>> start DATA RECORDS
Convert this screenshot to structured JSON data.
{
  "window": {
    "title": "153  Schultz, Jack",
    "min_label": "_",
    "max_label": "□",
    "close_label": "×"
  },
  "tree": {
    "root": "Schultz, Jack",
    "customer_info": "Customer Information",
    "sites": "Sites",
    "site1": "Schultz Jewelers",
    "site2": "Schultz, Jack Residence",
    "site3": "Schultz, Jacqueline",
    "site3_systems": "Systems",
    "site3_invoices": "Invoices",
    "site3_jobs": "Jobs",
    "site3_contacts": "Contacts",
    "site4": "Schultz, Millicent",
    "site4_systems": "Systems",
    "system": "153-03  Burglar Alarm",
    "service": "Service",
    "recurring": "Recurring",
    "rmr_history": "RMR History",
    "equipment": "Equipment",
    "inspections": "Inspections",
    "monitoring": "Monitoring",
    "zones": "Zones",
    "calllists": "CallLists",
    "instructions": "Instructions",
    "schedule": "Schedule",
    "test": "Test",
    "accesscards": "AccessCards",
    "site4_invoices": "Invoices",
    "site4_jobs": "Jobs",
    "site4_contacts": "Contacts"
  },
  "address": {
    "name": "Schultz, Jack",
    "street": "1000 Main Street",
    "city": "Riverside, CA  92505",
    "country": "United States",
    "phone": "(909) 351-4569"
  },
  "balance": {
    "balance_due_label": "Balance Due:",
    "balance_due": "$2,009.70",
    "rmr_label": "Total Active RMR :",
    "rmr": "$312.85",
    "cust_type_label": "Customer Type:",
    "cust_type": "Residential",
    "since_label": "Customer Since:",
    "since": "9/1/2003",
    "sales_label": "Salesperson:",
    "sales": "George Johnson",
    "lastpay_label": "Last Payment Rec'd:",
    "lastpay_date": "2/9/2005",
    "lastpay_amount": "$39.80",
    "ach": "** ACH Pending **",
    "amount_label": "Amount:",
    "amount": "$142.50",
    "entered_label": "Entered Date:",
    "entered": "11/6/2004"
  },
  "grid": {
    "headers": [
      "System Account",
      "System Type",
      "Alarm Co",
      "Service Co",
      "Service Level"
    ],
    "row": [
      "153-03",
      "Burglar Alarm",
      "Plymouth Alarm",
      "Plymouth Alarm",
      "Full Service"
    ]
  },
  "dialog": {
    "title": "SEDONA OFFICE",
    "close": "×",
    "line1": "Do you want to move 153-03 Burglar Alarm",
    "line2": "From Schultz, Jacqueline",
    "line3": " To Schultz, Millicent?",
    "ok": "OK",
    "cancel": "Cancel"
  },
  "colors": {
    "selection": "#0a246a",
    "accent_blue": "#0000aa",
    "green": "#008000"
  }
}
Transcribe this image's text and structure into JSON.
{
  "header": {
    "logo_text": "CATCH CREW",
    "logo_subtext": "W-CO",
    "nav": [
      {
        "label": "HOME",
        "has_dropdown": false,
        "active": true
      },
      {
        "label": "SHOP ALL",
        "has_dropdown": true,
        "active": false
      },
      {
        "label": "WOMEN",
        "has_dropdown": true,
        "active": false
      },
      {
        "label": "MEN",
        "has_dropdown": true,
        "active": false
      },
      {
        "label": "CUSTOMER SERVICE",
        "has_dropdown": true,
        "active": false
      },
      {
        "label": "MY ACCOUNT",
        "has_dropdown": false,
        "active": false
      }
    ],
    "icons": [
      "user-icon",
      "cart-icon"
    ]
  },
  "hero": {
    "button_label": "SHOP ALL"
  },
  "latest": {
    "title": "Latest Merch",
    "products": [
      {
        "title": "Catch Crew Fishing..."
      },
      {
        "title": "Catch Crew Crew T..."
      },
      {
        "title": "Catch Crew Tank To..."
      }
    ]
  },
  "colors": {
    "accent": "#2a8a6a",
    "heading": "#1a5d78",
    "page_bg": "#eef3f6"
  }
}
>> end DATA RECORDS
SHORT PROBLEM
Look for the word "Contacts" in every line of the listing and copy the lines that have it.

CORRECT OUTPUT
    "site3_contacts": "Contacts",
    "site4_contacts": "Contacts"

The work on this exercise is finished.